◆ **Stated goal**: Start with the line containing "What text is on this page?" and write out each line through the end of the listing, exactly as given.

===============

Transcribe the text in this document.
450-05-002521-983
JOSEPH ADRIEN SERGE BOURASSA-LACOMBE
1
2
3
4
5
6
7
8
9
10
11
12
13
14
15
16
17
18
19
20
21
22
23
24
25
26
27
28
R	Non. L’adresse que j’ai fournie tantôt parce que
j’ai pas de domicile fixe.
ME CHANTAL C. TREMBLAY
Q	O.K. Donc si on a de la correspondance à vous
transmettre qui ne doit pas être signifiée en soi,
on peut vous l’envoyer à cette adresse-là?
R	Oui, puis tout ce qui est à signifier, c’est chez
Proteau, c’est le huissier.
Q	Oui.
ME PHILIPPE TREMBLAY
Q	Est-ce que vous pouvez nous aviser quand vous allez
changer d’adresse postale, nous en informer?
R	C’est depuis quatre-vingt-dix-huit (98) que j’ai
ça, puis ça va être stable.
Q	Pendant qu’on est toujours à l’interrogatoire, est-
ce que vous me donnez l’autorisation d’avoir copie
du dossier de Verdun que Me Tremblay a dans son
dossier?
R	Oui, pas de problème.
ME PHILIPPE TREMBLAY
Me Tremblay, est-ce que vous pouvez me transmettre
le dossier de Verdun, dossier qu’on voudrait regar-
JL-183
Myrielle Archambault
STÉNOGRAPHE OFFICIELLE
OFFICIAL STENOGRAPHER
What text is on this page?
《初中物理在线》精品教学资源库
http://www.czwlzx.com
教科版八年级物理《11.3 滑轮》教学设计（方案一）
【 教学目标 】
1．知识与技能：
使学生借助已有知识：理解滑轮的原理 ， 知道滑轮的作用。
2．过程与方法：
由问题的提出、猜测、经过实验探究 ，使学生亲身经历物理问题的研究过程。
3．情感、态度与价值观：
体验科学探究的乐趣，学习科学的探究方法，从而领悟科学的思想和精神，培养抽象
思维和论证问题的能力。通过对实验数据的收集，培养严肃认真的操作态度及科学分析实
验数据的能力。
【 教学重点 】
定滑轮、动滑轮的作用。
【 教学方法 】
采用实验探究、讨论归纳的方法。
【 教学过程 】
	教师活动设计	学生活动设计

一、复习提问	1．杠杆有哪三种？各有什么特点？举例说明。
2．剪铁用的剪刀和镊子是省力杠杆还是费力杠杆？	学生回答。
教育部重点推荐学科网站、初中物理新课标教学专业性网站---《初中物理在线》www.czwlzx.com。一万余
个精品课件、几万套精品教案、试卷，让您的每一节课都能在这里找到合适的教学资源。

===============

◆ **Solution to the problem**:
What text is on this page?
《初中物理在线》精品教学资源库
http://www.czwlzx.com
教科版八年级物理《11.3 滑轮》教学设计（方案一）
【 教学目标 】
1．知识与技能：
使学生借助已有知识：理解滑轮的原理 ， 知道滑轮的作用。
2．过程与方法：
由问题的提出、猜测、经过实验探究 ，使学生亲身经历物理问题的研究过程。
3．情感、态度与价值观：
体验科学探究的乐趣，学习科学的探究方法，从而领悟科学的思想和精神，培养抽象
思维和论证问题的能力。通过对实验数据的收集，培养严肃认真的操作态度及科学分析实
验数据的能力。
【 教学重点 】
定滑轮、动滑轮的作用。
【 教学方法 】
采用实验探究、讨论归纳的方法。
【 教学过程 】
	教师活动设计	学生活动设计

一、复习提问	1．杠杆有哪三种？各有什么特点？举例说明。
2．剪铁用的剪刀和镊子是省力杠杆还是费力杠杆？	学生回答。
教育部重点推荐学科网站、初中物理新课标教学专业性网站---《初中物理在线》www.czwlzx.com。一万余
个精品课件、几万套精品教案、试卷，让您的每一节课都能在这里找到合适的教学资源。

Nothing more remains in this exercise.